[Exercise input start]

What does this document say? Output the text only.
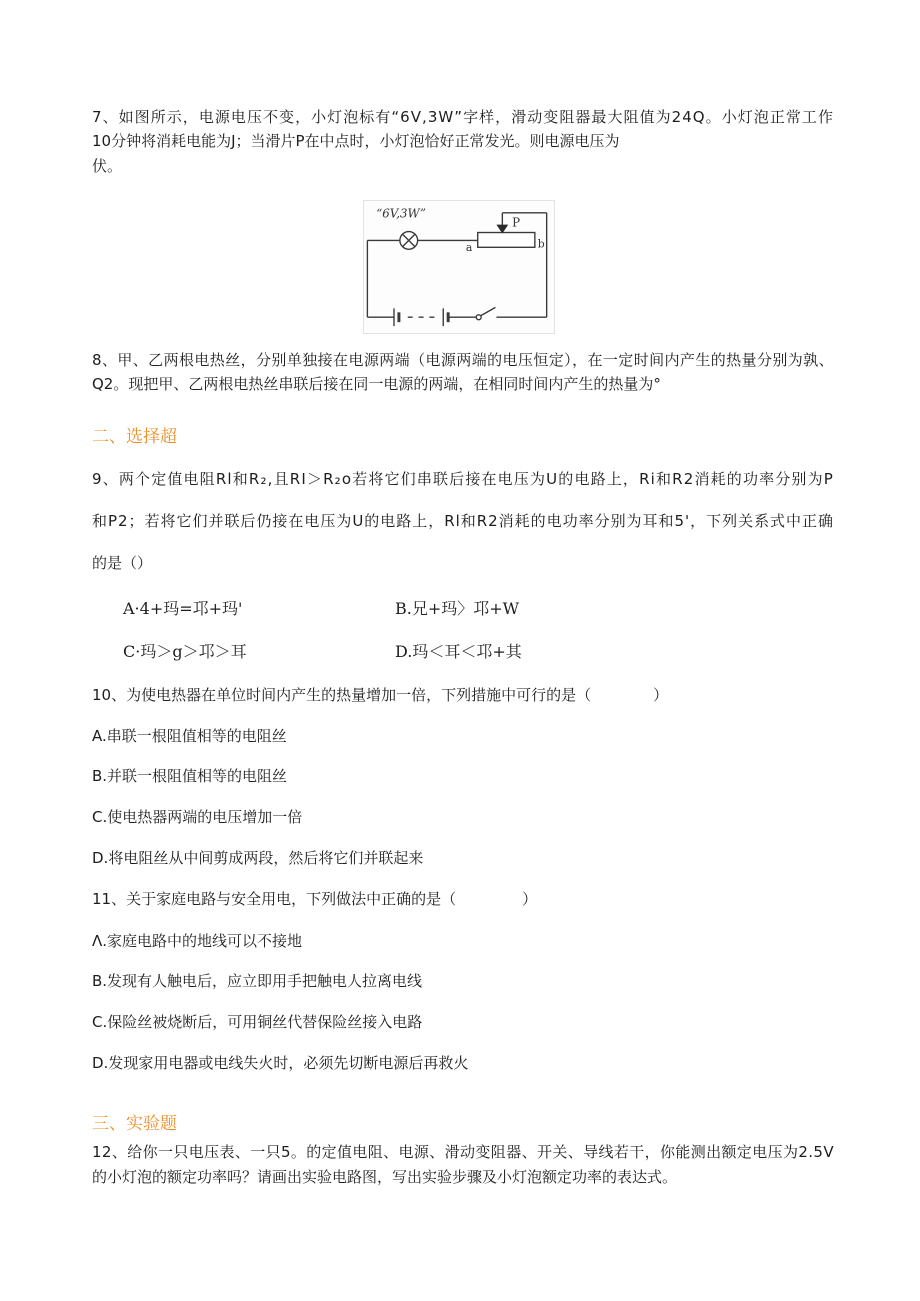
7、如图所示，电源电压不变，小灯泡标有“6V,3W”字样，滑动变阻器最大阻值为24Q。小灯泡正常工作
10分钟将消耗电能为J；当滑片P在中点时，小灯泡恰好正常发光。则电源电压为
伏。
“6V,3W”
P
a	b
8、甲、乙两根电热丝，分别单独接在电源两端（电源两端的电压恒定），在一定时间内产生的热量分别为孰、
Q2。现把甲、乙两根电热丝串联后接在同一电源的两端，在相同时间内产生的热量为°
二、选择超
9、两个定值电阻Rl和R₂,且RI＞R₂o若将它们串联后接在电压为U的电路上，Ri和R2消耗的功率分别为P
和P2；若将它们并联后仍接在电压为U的电路上，Rl和R2消耗的电功率分别为耳和5'，下列关系式中正确
的是（）
A·4+玛=邛+玛'	B.兄+玛〉邛+W
C·玛＞g＞邛＞耳	D.玛＜耳＜邛+其
10、为使电热器在单位时间内产生的热量增加一倍，下列措施中可行的是（	）
A.串联一根阻值相等的电阻丝
B.并联一根阻值相等的电阻丝
C.使电热器两端的电压增加一倍
D.将电阻丝从中间剪成两段，然后将它们并联起来
11、关于家庭电路与安全用电，下列做法中正确的是（	）
Λ.家庭电路中的地线可以不接地
B.发现有人触电后，应立即用手把触电人拉离电线
C.保险丝被烧断后，可用铜丝代替保险丝接入电路
D.发现家用电器或电线失火时，必须先切断电源后再救火
三、实验题
12、给你一只电压表、一只5。的定值电阻、电源、滑动变阻器、开关、导线若干，你能测出额定电压为2.5V
的小灯泡的额定功率吗？请画出实验电路图，写出实验步骤及小灯泡额定功率的表达式。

[Exercise input end]

Problem requirements
Pictures are to be left out; all else in the entries above is to be quoted exactly.

Response to the task
What does this document say? Output the text only.
7、如图所示，电源电压不变，小灯泡标有“6V,3W”字样，滑动变阻器最大阻值为24Q。小灯泡正常工作
10分钟将消耗电能为J；当滑片P在中点时，小灯泡恰好正常发光。则电源电压为
伏。
“6V,3W”
P
a	b
8、甲、乙两根电热丝，分别单独接在电源两端（电源两端的电压恒定），在一定时间内产生的热量分别为孰、
Q2。现把甲、乙两根电热丝串联后接在同一电源的两端，在相同时间内产生的热量为°
二、选择超
9、两个定值电阻Rl和R₂,且RI＞R₂o若将它们串联后接在电压为U的电路上，Ri和R2消耗的功率分别为P
和P2；若将它们并联后仍接在电压为U的电路上，Rl和R2消耗的电功率分别为耳和5'，下列关系式中正确
的是（）
A·4+玛=邛+玛'	B.兄+玛〉邛+W
C·玛＞g＞邛＞耳	D.玛＜耳＜邛+其
10、为使电热器在单位时间内产生的热量增加一倍，下列措施中可行的是（	）
A.串联一根阻值相等的电阻丝
B.并联一根阻值相等的电阻丝
C.使电热器两端的电压增加一倍
D.将电阻丝从中间剪成两段，然后将它们并联起来
11、关于家庭电路与安全用电，下列做法中正确的是（	）
Λ.家庭电路中的地线可以不接地
B.发现有人触电后，应立即用手把触电人拉离电线
C.保险丝被烧断后，可用铜丝代替保险丝接入电路
D.发现家用电器或电线失火时，必须先切断电源后再救火
三、实验题
12、给你一只电压表、一只5。的定值电阻、电源、滑动变阻器、开关、导线若干，你能测出额定电压为2.5V
的小灯泡的额定功率吗？请画出实验电路图，写出实验步骤及小灯泡额定功率的表达式。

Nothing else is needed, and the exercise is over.